EXERCISE PROMPT
Reproduce the records below line for line, leaving out the pictures.
§ §
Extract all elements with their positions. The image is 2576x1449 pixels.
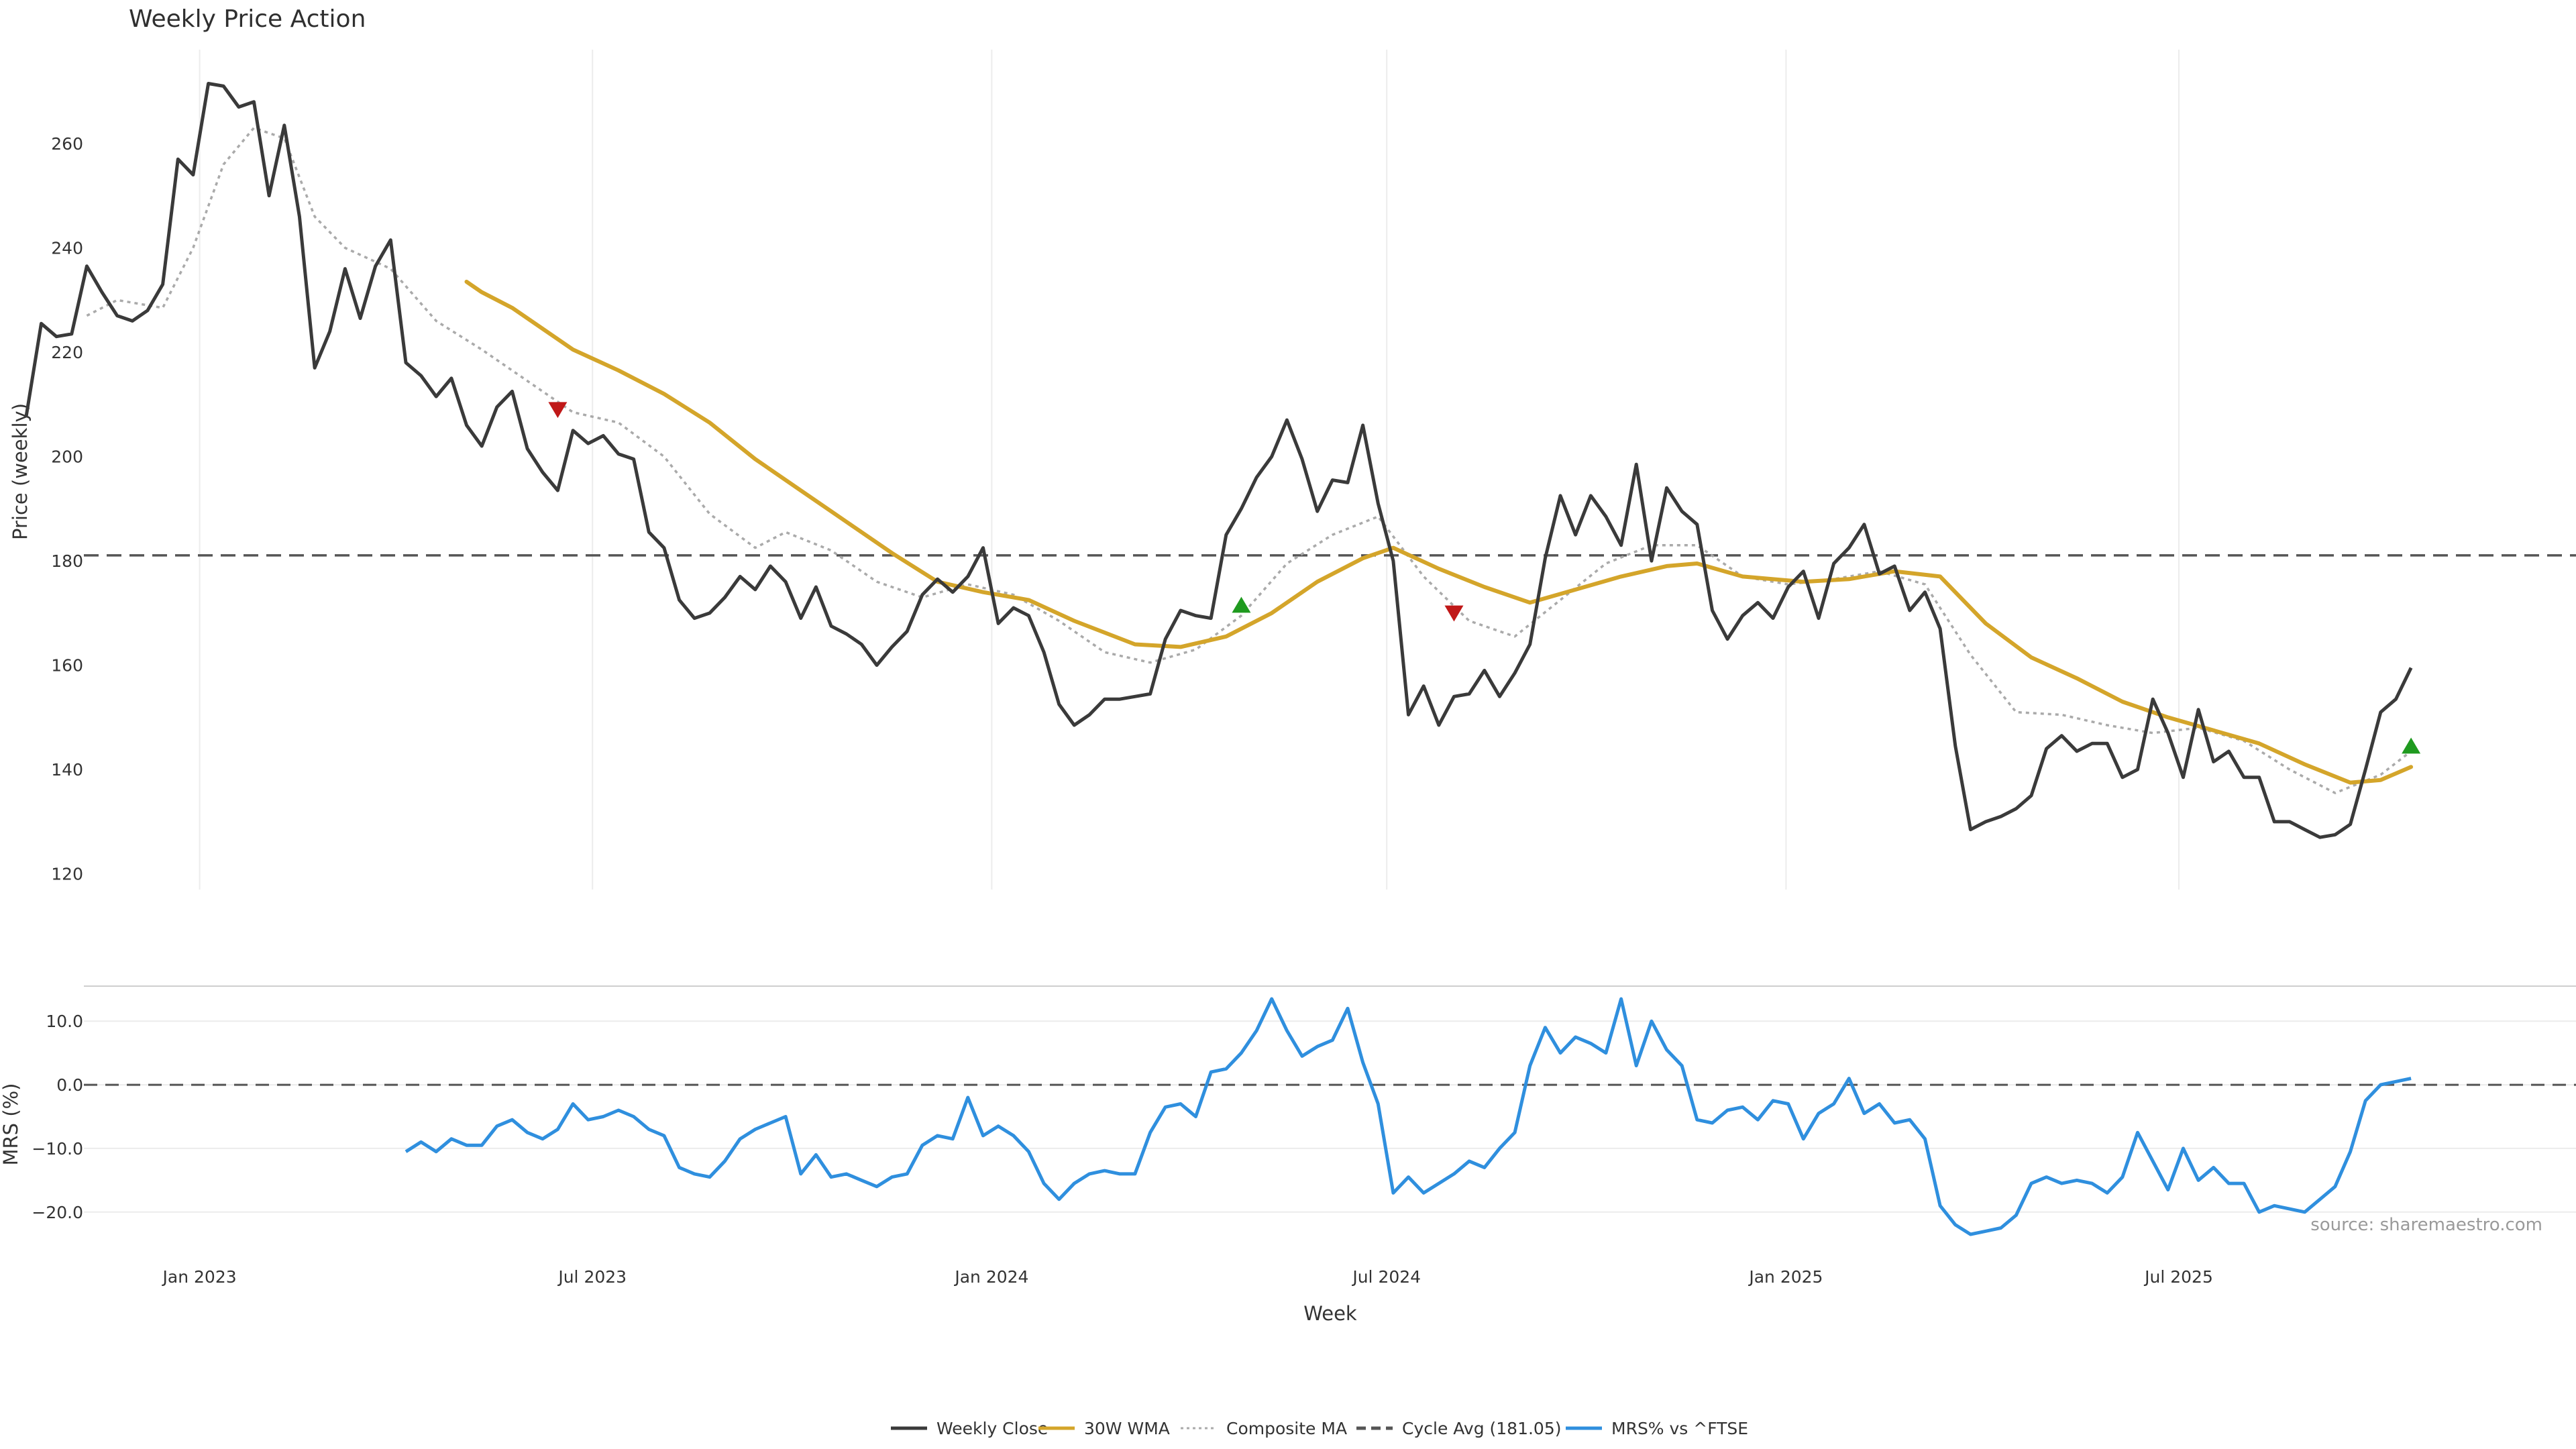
source-watermark: source: sharemaestro.com (2310, 1215, 2542, 1235)
price-y-tick-label: 240 (51, 239, 83, 258)
x-ticks: Jan 2023 Jul 2023 Jan 2024 Jul 2024 Jan 2025… (162, 1267, 2213, 1287)
price-series (24, 82, 2576, 839)
price-y-ticks: 120 140 160 180 200 220 240 260 (51, 134, 83, 884)
buy-signal-marker (1232, 596, 1251, 613)
legend-label: Weekly Close (936, 1419, 1048, 1438)
price-y-axis-label: Price (weekly) (9, 403, 32, 540)
price-y-tick-label: 180 (51, 551, 83, 571)
mrs-y-tick-label: 10.0 (46, 1012, 83, 1031)
mrs-line (405, 997, 2412, 1236)
legend: Weekly Close 30W WMA Composite MA Cycle Avg… (891, 1419, 1748, 1438)
chart-title: Weekly Price Action (129, 5, 366, 33)
mrs-y-tick-label: −20.0 (32, 1203, 83, 1222)
price-y-tick-label: 200 (51, 447, 83, 467)
legend-label: 30W WMA (1084, 1419, 1170, 1438)
price-y-tick-label: 220 (51, 343, 83, 362)
legend-label: MRS% vs ^FTSE (1611, 1419, 1748, 1438)
signal-markers (548, 402, 2421, 754)
x-axis-label: Week (1303, 1302, 1357, 1325)
mrs-y-tick-label: −10.0 (32, 1139, 83, 1159)
price-y-tick-label: 120 (51, 865, 83, 884)
price-y-tick-label: 260 (51, 134, 83, 154)
mrs-panel-grid (84, 1020, 2576, 1213)
x-tick-label: Jul 2025 (2143, 1267, 2213, 1287)
weekly-close-line (24, 82, 2413, 839)
x-tick-label: Jul 2024 (1351, 1267, 1421, 1287)
composite-ma-line (86, 126, 2412, 794)
mrs-y-ticks: 10.0 0.0 −10.0 −20.0 (32, 1012, 83, 1222)
buy-signal-marker (2402, 737, 2421, 754)
x-tick-label: Jan 2025 (1748, 1267, 1823, 1287)
mrs-series (84, 997, 2576, 1236)
mrs-y-axis-label: MRS (%) (0, 1083, 22, 1166)
sell-signal-marker (1444, 605, 1464, 622)
wma-line (464, 280, 2414, 785)
price-panel-grid (199, 50, 2180, 890)
x-tick-label: Jul 2023 (557, 1267, 627, 1287)
mrs-y-tick-label: 0.0 (56, 1075, 83, 1095)
x-tick-label: Jan 2024 (953, 1267, 1028, 1287)
legend-label: Cycle Avg (181.05) (1402, 1419, 1562, 1438)
x-tick-label: Jan 2023 (162, 1267, 237, 1287)
price-y-tick-label: 140 (51, 760, 83, 780)
sell-signal-marker (548, 402, 568, 419)
legend-label: Composite MA (1226, 1419, 1347, 1438)
price-y-tick-label: 160 (51, 656, 83, 676)
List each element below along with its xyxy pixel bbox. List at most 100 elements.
§ §
COMPLETED EXERCISE
Extract all elements with their positions. The image is 2576x1449 pixels.
source-watermark: source: sharemaestro.com (2310, 1215, 2542, 1235)
price-y-tick-label: 240 (51, 239, 83, 258)
x-ticks: Jan 2023 Jul 2023 Jan 2024 Jul 2024 Jan 2025… (162, 1267, 2213, 1287)
price-series (24, 82, 2576, 839)
price-y-ticks: 120 140 160 180 200 220 240 260 (51, 134, 83, 884)
buy-signal-marker (1232, 596, 1251, 613)
legend-label: Weekly Close (936, 1419, 1048, 1438)
price-y-axis-label: Price (weekly) (9, 403, 32, 540)
price-y-tick-label: 180 (51, 551, 83, 571)
mrs-y-tick-label: 10.0 (46, 1012, 83, 1031)
mrs-line (405, 997, 2412, 1236)
legend: Weekly Close 30W WMA Composite MA Cycle Avg… (891, 1419, 1748, 1438)
chart-title: Weekly Price Action (129, 5, 366, 33)
mrs-y-tick-label: −20.0 (32, 1203, 83, 1222)
price-y-tick-label: 200 (51, 447, 83, 467)
legend-label: 30W WMA (1084, 1419, 1170, 1438)
price-y-tick-label: 220 (51, 343, 83, 362)
legend-label: MRS% vs ^FTSE (1611, 1419, 1748, 1438)
signal-markers (548, 402, 2421, 754)
x-axis-label: Week (1303, 1302, 1357, 1325)
mrs-y-tick-label: −10.0 (32, 1139, 83, 1159)
price-y-tick-label: 120 (51, 865, 83, 884)
price-y-tick-label: 260 (51, 134, 83, 154)
mrs-panel-grid (84, 1020, 2576, 1213)
x-tick-label: Jul 2025 (2143, 1267, 2213, 1287)
weekly-close-line (24, 82, 2413, 839)
x-tick-label: Jul 2024 (1351, 1267, 1421, 1287)
composite-ma-line (86, 126, 2412, 794)
mrs-y-ticks: 10.0 0.0 −10.0 −20.0 (32, 1012, 83, 1222)
buy-signal-marker (2402, 737, 2421, 754)
x-tick-label: Jan 2025 (1748, 1267, 1823, 1287)
mrs-series (84, 997, 2576, 1236)
mrs-y-axis-label: MRS (%) (0, 1083, 22, 1166)
sell-signal-marker (1444, 605, 1464, 622)
wma-line (464, 280, 2414, 785)
price-panel-grid (199, 50, 2180, 890)
x-tick-label: Jul 2023 (557, 1267, 627, 1287)
mrs-y-tick-label: 0.0 (56, 1075, 83, 1095)
x-tick-label: Jan 2024 (953, 1267, 1028, 1287)
legend-label: Cycle Avg (181.05) (1402, 1419, 1562, 1438)
x-tick-label: Jan 2023 (162, 1267, 237, 1287)
price-y-tick-label: 140 (51, 760, 83, 780)
sell-signal-marker (548, 402, 568, 419)
legend-label: Composite MA (1226, 1419, 1347, 1438)
price-y-tick-label: 160 (51, 656, 83, 676)
List each element below along with its xyxy pixel bbox. List at most 100 elements.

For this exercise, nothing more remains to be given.